— DIRECTIVE —
Skip the pictures and quote all of the lines exactly.

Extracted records
________________________________________
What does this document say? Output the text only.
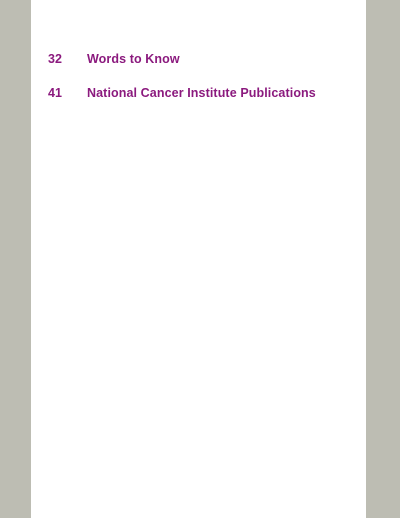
32	Words to Know
41	National Cancer Institute Publications
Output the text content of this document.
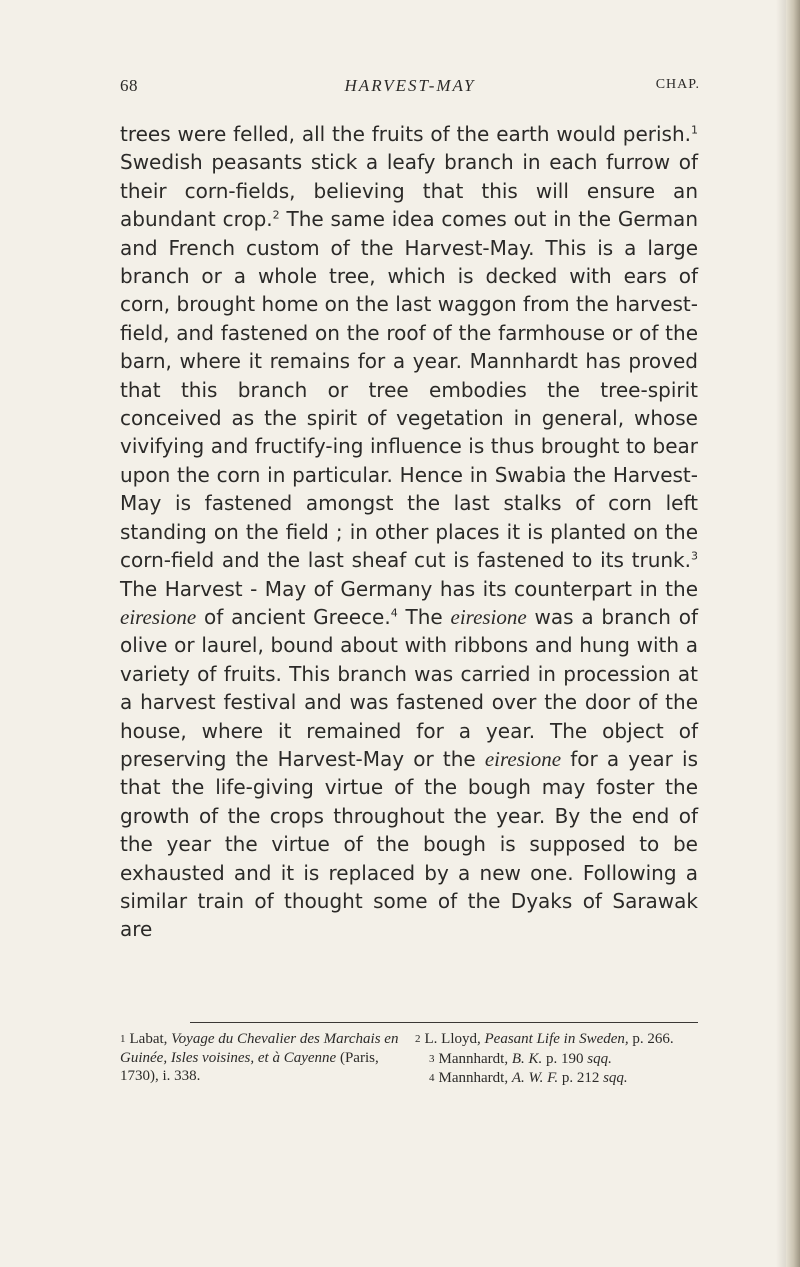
68	HARVEST-MAY	CHAP.

trees were felled, all the fruits of the earth would perish.$^1$ Swedish peasants stick a leafy branch in each furrow of their corn-fields, believing that this will ensure an abundant crop.$^2$ The same idea comes out in the German and French custom of the Harvest-May. This is a large branch or a whole tree, which is decked with ears of corn, brought home on the last waggon from the harvest-field, and fastened on the roof of the farmhouse or of the barn, where it remains for a year. Mannhardt has proved that this branch or tree embodies the tree-spirit conceived as the spirit of vegetation in general, whose vivifying and fructify-ing influence is thus brought to bear upon the corn in particular. Hence in Swabia the Harvest-May is fastened amongst the last stalks of corn left standing on the field ; in other places it is planted on the corn-field and the last sheaf cut is fastened to its trunk.$^3$ The Harvest - May of Germany has its counterpart in the eiresione of ancient Greece.$^4$ The eiresione was a branch of olive or laurel, bound about with ribbons and hung with a variety of fruits. This branch was carried in procession at a harvest festival and was fastened over the door of the house, where it remained for a year. The object of preserving the Harvest-May or the eiresione for a year is that the life-giving virtue of the bough may foster the growth of the crops throughout the year. By the end of the year the virtue of the bough is supposed to be exhausted and it is replaced by a new one. Following a similar train of thought some of the Dyaks of Sarawak are

1 Labat, Voyage du Chevalier des Marchais en Guinée, Isles voisines, et à Cayenne (Paris, 1730), i. 338.

2 L. Lloyd, Peasant Life in Sweden, p. 266.

3 Mannhardt, B. K. p. 190 sqq.

4 Mannhardt, A. W. F. p. 212 sqq.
________________________________________
— RESULT OF THIS EXERCISE —
What does this document say? Output the text only.
32	Words to Know
41	National Cancer Institute Publications
Output the text content of this document.
68	HARVEST-MAY	CHAP.

trees were felled, all the fruits of the earth would perish.$^1$ Swedish peasants stick a leafy branch in each furrow of their corn-fields, believing that this will ensure an abundant crop.$^2$ The same idea comes out in the German and French custom of the Harvest-May. This is a large branch or a whole tree, which is decked with ears of corn, brought home on the last waggon from the harvest-field, and fastened on the roof of the farmhouse or of the barn, where it remains for a year. Mannhardt has proved that this branch or tree embodies the tree-spirit conceived as the spirit of vegetation in general, whose vivifying and fructify-ing influence is thus brought to bear upon the corn in particular. Hence in Swabia the Harvest-May is fastened amongst the last stalks of corn left standing on the field ; in other places it is planted on the corn-field and the last sheaf cut is fastened to its trunk.$^3$ The Harvest - May of Germany has its counterpart in the eiresione of ancient Greece.$^4$ The eiresione was a branch of olive or laurel, bound about with ribbons and hung with a variety of fruits. This branch was carried in procession at a harvest festival and was fastened over the door of the house, where it remained for a year. The object of preserving the Harvest-May or the eiresione for a year is that the life-giving virtue of the bough may foster the growth of the crops throughout the year. By the end of the year the virtue of the bough is supposed to be exhausted and it is replaced by a new one. Following a similar train of thought some of the Dyaks of Sarawak are

1 Labat, Voyage du Chevalier des Marchais en Guinée, Isles voisines, et à Cayenne (Paris, 1730), i. 338.

2 L. Lloyd, Peasant Life in Sweden, p. 266.

3 Mannhardt, B. K. p. 190 sqq.

4 Mannhardt, A. W. F. p. 212 sqq.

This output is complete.